--- START RECORDS FOR THIS TASK ---

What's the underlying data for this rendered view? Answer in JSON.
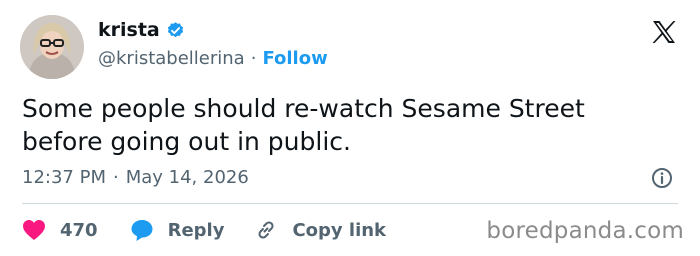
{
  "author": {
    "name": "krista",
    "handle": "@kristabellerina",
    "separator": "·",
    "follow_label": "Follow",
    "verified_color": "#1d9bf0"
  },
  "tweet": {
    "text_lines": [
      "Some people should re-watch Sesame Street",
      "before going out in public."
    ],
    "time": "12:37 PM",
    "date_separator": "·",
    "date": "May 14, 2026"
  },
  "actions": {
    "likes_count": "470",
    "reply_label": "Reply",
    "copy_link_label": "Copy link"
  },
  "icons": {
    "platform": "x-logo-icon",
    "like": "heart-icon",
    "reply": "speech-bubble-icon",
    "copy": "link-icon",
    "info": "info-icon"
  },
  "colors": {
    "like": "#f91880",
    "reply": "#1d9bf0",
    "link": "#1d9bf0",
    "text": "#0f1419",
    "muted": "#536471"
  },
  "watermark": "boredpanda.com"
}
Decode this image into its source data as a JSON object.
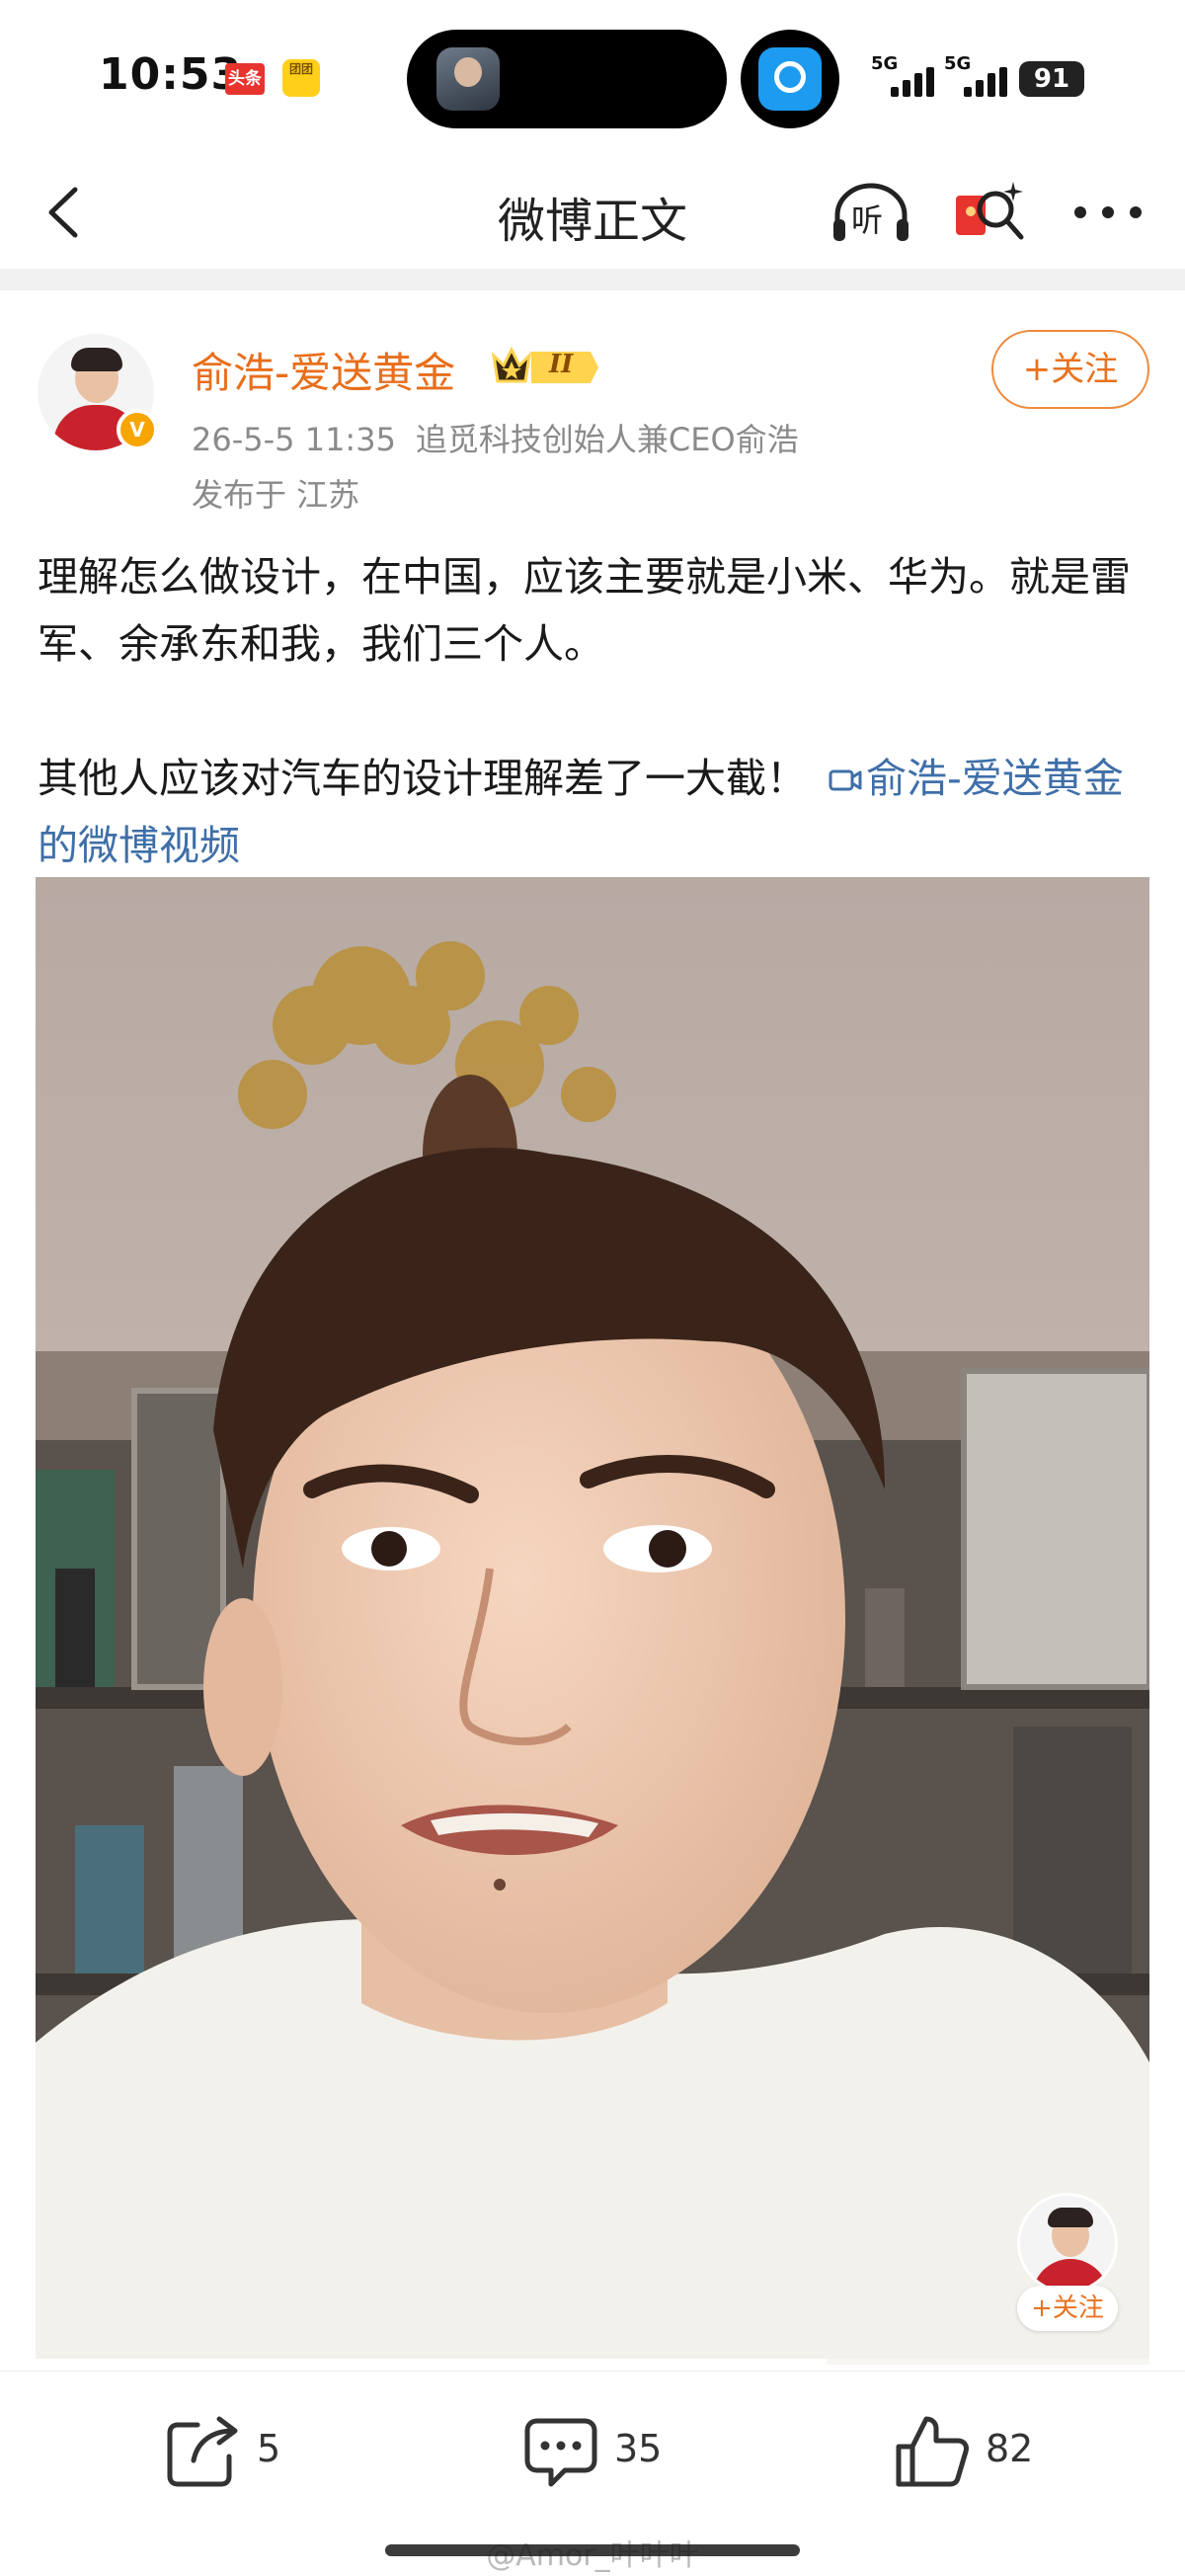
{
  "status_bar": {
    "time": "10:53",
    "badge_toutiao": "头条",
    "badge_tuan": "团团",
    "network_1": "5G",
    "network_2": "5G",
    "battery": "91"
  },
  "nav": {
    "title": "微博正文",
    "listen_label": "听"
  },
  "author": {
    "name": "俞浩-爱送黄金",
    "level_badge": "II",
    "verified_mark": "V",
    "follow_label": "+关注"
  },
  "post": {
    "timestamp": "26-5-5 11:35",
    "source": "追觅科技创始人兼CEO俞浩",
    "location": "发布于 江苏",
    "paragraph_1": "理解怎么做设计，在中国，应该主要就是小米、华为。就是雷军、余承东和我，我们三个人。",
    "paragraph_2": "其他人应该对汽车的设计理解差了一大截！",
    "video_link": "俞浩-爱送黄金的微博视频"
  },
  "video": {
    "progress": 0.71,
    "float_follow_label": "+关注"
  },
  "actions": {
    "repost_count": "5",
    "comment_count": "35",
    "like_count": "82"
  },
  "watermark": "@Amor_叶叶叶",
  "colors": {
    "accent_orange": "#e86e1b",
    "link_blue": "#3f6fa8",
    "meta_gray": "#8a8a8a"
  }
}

--- END RECORDS FOR THIS TASK ---

EXERCISE GOAL:
Please write out all the data again word for word, but not the pictures.

ANSWER IN FULL:
What's the underlying data for this rendered view? Answer in JSON.
{
  "author": {
    "name": "krista",
    "handle": "@kristabellerina",
    "separator": "·",
    "follow_label": "Follow",
    "verified_color": "#1d9bf0"
  },
  "tweet": {
    "text_lines": [
      "Some people should re-watch Sesame Street",
      "before going out in public."
    ],
    "time": "12:37 PM",
    "date_separator": "·",
    "date": "May 14, 2026"
  },
  "actions": {
    "likes_count": "470",
    "reply_label": "Reply",
    "copy_link_label": "Copy link"
  },
  "icons": {
    "platform": "x-logo-icon",
    "like": "heart-icon",
    "reply": "speech-bubble-icon",
    "copy": "link-icon",
    "info": "info-icon"
  },
  "colors": {
    "like": "#f91880",
    "reply": "#1d9bf0",
    "link": "#1d9bf0",
    "text": "#0f1419",
    "muted": "#536471"
  },
  "watermark": "boredpanda.com"
}
Decode this image into its source data as a JSON object.
{
  "status_bar": {
    "time": "10:53",
    "badge_toutiao": "头条",
    "badge_tuan": "团团",
    "network_1": "5G",
    "network_2": "5G",
    "battery": "91"
  },
  "nav": {
    "title": "微博正文",
    "listen_label": "听"
  },
  "author": {
    "name": "俞浩-爱送黄金",
    "level_badge": "II",
    "verified_mark": "V",
    "follow_label": "+关注"
  },
  "post": {
    "timestamp": "26-5-5 11:35",
    "source": "追觅科技创始人兼CEO俞浩",
    "location": "发布于 江苏",
    "paragraph_1": "理解怎么做设计，在中国，应该主要就是小米、华为。就是雷军、余承东和我，我们三个人。",
    "paragraph_2": "其他人应该对汽车的设计理解差了一大截！",
    "video_link": "俞浩-爱送黄金的微博视频"
  },
  "video": {
    "progress": 0.71,
    "float_follow_label": "+关注"
  },
  "actions": {
    "repost_count": "5",
    "comment_count": "35",
    "like_count": "82"
  },
  "watermark": "@Amor_叶叶叶",
  "colors": {
    "accent_orange": "#e86e1b",
    "link_blue": "#3f6fa8",
    "meta_gray": "#8a8a8a"
  }
}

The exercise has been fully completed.